Written exercise: Copy out the rows word for word, starting with the first row and going on through the row that contains "441, 933, 458]".
────
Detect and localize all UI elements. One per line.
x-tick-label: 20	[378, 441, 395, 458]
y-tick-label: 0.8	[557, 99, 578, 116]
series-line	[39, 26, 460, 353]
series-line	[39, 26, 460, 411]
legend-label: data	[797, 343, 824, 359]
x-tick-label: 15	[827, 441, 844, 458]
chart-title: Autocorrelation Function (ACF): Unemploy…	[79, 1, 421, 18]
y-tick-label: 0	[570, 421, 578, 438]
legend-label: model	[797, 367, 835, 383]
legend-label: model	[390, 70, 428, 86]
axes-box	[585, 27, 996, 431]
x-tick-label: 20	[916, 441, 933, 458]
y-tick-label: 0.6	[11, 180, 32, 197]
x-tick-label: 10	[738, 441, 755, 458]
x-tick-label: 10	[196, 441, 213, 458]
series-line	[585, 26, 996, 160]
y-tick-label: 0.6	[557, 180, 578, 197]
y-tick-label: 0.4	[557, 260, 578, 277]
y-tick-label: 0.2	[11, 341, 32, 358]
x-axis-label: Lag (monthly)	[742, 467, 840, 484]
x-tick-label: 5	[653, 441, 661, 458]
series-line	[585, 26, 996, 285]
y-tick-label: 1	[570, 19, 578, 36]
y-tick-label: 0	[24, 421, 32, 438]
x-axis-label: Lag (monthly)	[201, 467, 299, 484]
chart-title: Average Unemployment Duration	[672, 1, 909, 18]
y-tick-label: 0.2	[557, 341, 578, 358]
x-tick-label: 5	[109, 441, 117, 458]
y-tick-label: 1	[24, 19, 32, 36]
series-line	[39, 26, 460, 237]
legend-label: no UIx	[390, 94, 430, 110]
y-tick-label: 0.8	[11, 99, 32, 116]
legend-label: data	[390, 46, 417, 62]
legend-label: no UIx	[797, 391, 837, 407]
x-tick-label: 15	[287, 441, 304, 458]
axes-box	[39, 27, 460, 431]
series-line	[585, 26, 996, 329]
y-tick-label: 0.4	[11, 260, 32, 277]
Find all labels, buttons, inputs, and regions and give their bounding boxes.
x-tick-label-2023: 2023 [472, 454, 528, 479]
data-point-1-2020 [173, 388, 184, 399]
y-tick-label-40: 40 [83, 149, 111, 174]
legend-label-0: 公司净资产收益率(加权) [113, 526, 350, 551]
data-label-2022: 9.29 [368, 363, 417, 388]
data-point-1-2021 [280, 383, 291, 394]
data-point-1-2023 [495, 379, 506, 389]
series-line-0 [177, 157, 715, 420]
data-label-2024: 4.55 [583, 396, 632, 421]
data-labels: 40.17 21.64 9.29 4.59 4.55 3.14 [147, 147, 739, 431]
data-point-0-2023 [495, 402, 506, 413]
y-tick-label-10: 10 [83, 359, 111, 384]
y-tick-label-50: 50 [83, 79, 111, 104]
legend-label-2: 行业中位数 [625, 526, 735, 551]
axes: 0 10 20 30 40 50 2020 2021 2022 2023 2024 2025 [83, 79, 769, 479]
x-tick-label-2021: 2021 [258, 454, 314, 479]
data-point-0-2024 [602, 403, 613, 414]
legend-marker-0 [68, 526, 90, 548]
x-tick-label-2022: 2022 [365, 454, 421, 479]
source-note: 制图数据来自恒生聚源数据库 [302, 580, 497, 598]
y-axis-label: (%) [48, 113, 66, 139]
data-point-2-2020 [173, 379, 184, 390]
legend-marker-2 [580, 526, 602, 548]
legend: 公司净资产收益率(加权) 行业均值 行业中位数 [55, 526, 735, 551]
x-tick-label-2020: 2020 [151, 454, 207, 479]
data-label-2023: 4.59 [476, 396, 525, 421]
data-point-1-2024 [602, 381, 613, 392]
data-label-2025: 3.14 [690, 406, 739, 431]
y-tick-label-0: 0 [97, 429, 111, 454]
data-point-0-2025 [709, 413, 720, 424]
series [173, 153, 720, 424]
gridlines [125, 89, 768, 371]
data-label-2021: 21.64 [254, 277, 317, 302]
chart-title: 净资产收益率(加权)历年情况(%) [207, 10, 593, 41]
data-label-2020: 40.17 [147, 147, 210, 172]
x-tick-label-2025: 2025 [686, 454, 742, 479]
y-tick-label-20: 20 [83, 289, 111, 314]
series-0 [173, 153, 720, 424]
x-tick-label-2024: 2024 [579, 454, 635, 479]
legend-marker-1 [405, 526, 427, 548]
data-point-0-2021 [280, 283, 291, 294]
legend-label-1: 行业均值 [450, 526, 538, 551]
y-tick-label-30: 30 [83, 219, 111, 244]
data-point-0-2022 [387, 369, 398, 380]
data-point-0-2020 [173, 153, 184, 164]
────
Final result:
Detect and localize all UI elements. One per line.
x-tick-label: 20	[378, 441, 395, 458]
y-tick-label: 0.8	[557, 99, 578, 116]
series-line	[39, 26, 460, 353]
series-line	[39, 26, 460, 411]
legend-label: data	[797, 343, 824, 359]
x-tick-label: 15	[827, 441, 844, 458]
chart-title: Autocorrelation Function (ACF): Unemploy…	[79, 1, 421, 18]
y-tick-label: 0	[570, 421, 578, 438]
legend-label: model	[797, 367, 835, 383]
legend-label: model	[390, 70, 428, 86]
axes-box	[585, 27, 996, 431]
x-tick-label: 20	[916, 441, 933, 458]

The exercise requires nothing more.